DIRECTIVE —
Every line of the records must be repeated exactly; pictures stay out.

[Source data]
/---

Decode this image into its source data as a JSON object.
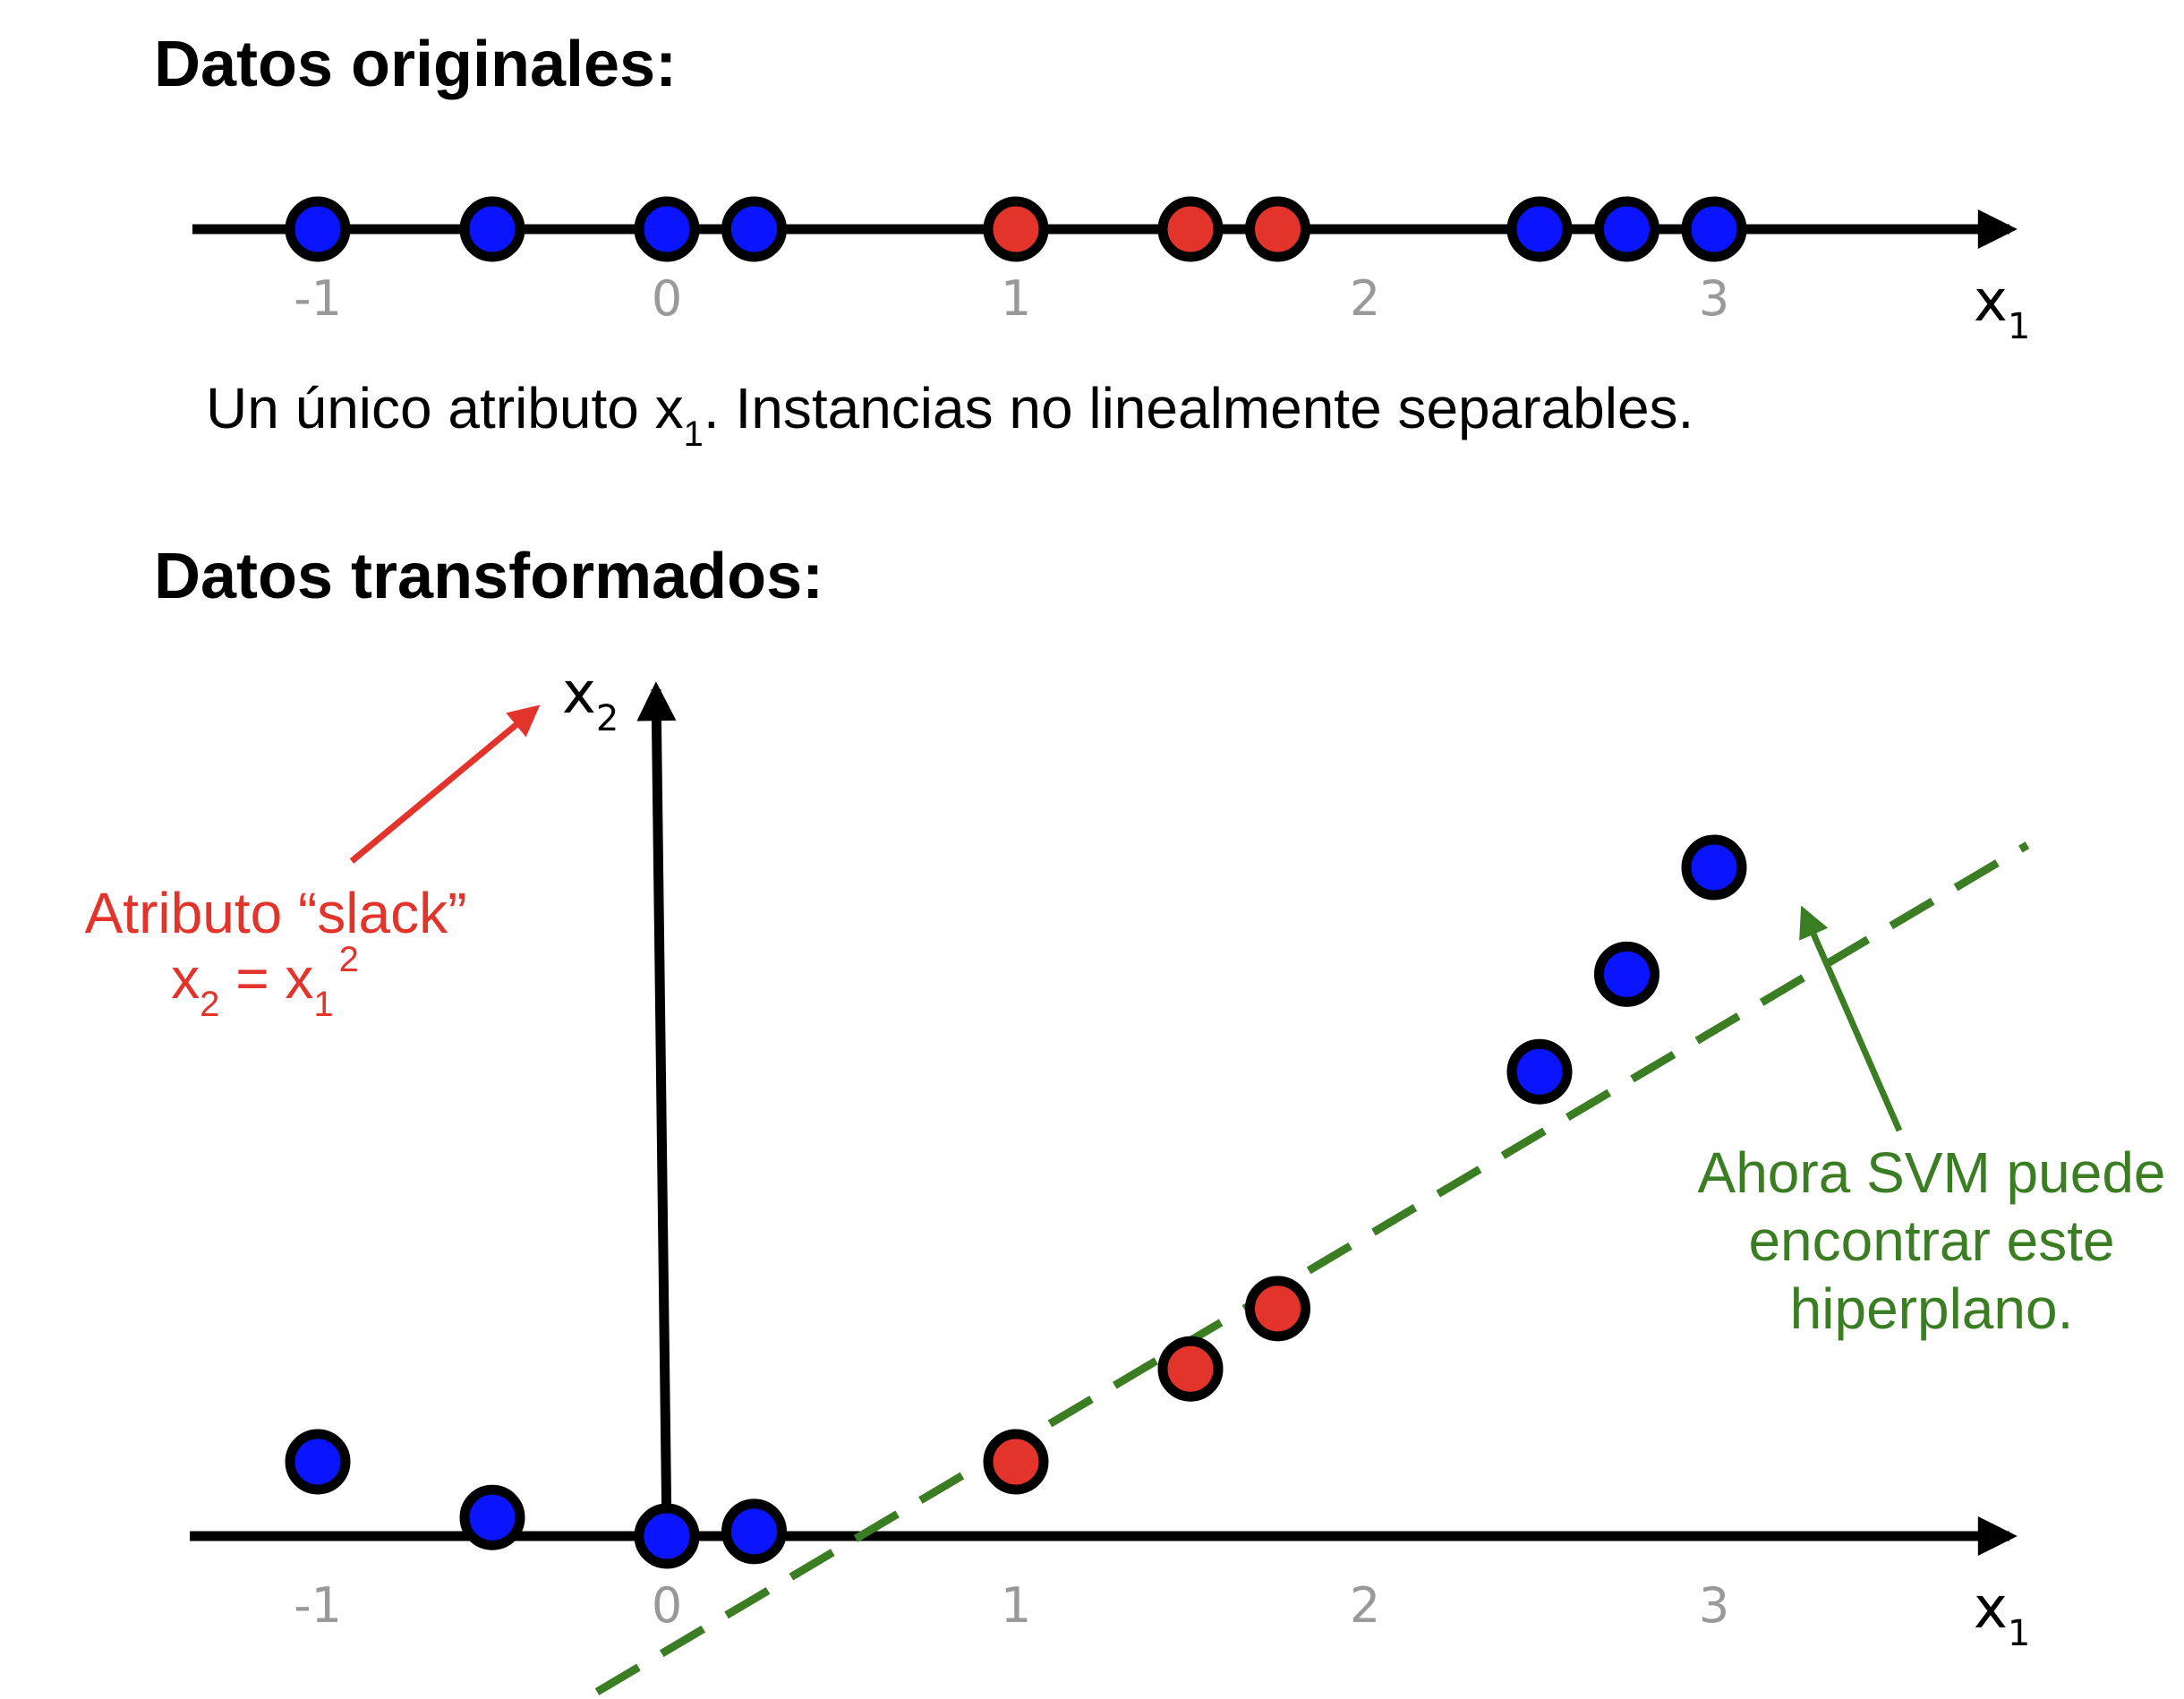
{
  "headings": {
    "original": "Datos originales:",
    "transformed": "Datos transformados:"
  },
  "caption": {
    "text_before": "Un único atributo x",
    "sub": "1",
    "text_after": ". Instancias no linealmente separables."
  },
  "axes": {
    "x_label_main": "x",
    "x_label_sub": "1",
    "y_label_main": "x",
    "y_label_sub": "2",
    "ticks": [
      "-1",
      "0",
      "1",
      "2",
      "3"
    ]
  },
  "slack_note": {
    "line1": "Atributo “slack”",
    "x2": "x",
    "x2_sub": "2",
    "equals": " = ",
    "x1": "x",
    "x1_sub": "1",
    "power": "2"
  },
  "svm_note": {
    "line1": "Ahora SVM puede",
    "line2": "encontrar este",
    "line3": "hiperplano."
  },
  "colors": {
    "blue_class": "#0a14ff",
    "red_class": "#e3342b",
    "hyperplane": "#3a7d22",
    "slack_arrow": "#e3342b"
  },
  "chart_data": {
    "type": "scatter",
    "x": [
      -1,
      -0.5,
      0,
      0.25,
      1,
      1.5,
      1.75,
      2.5,
      2.75,
      3
    ],
    "class": [
      "blue",
      "blue",
      "blue",
      "blue",
      "red",
      "red",
      "red",
      "blue",
      "blue",
      "blue"
    ],
    "y_transformed": [
      1,
      0.25,
      0,
      0.0625,
      1,
      2.25,
      3.0625,
      6.25,
      7.5625,
      9
    ],
    "xlim": [
      -1.35,
      3.9
    ],
    "xticks": [
      -1,
      0,
      1,
      2,
      3
    ],
    "hyperplane": {
      "x": [
        -0.2,
        3.9
      ],
      "y": [
        -2.5,
        9.3
      ]
    }
  }
}
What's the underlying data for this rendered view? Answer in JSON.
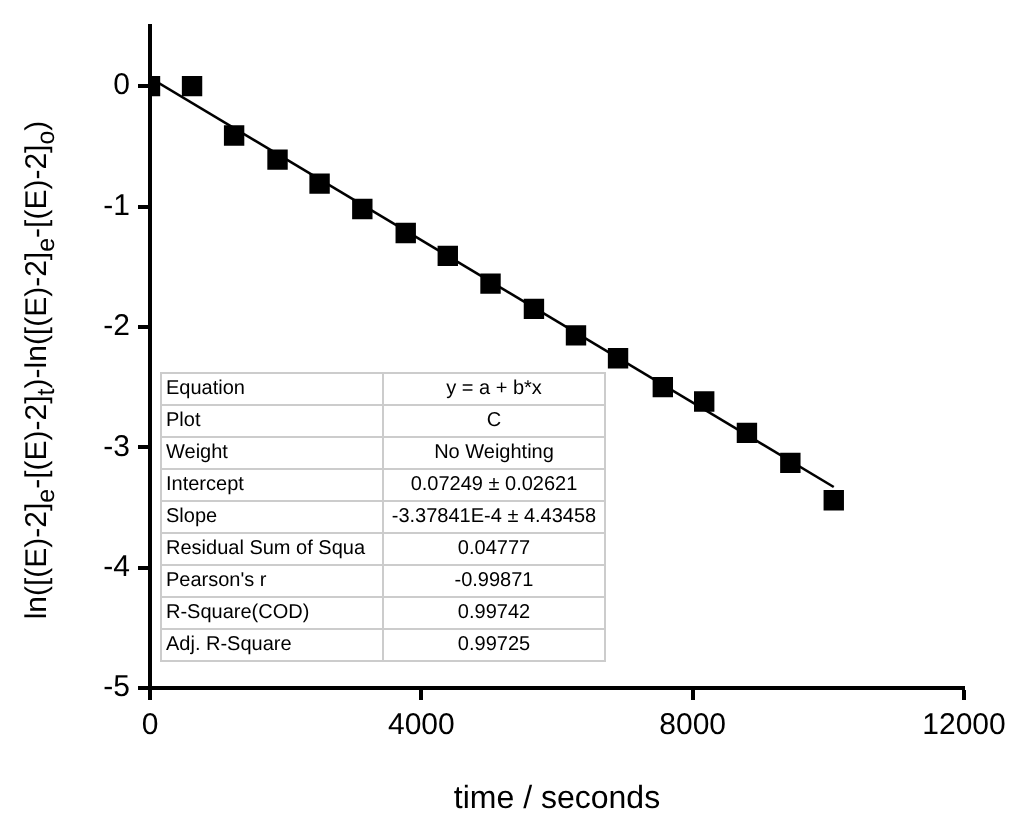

\---

COMPLETED EXERCISE —
Decode this image into its source data as a JSON object.
{
  "headings": {
    "original": "Datos originales:",
    "transformed": "Datos transformados:"
  },
  "caption": {
    "text_before": "Un único atributo x",
    "sub": "1",
    "text_after": ". Instancias no linealmente separables."
  },
  "axes": {
    "x_label_main": "x",
    "x_label_sub": "1",
    "y_label_main": "x",
    "y_label_sub": "2",
    "ticks": [
      "-1",
      "0",
      "1",
      "2",
      "3"
    ]
  },
  "slack_note": {
    "line1": "Atributo “slack”",
    "x2": "x",
    "x2_sub": "2",
    "equals": " = ",
    "x1": "x",
    "x1_sub": "1",
    "power": "2"
  },
  "svm_note": {
    "line1": "Ahora SVM puede",
    "line2": "encontrar este",
    "line3": "hiperplano."
  },
  "colors": {
    "blue_class": "#0a14ff",
    "red_class": "#e3342b",
    "hyperplane": "#3a7d22",
    "slack_arrow": "#e3342b"
  },
  "chart_data": {
    "type": "scatter",
    "x": [
      -1,
      -0.5,
      0,
      0.25,
      1,
      1.5,
      1.75,
      2.5,
      2.75,
      3
    ],
    "class": [
      "blue",
      "blue",
      "blue",
      "blue",
      "red",
      "red",
      "red",
      "blue",
      "blue",
      "blue"
    ],
    "y_transformed": [
      1,
      0.25,
      0,
      0.0625,
      1,
      2.25,
      3.0625,
      6.25,
      7.5625,
      9
    ],
    "xlim": [
      -1.35,
      3.9
    ],
    "xticks": [
      -1,
      0,
      1,
      2,
      3
    ],
    "hyperplane": {
      "x": [
        -0.2,
        3.9
      ],
      "y": [
        -2.5,
        9.3
      ]
    }
  }
}
What's the underlying data for this rendered view? Answer in JSON.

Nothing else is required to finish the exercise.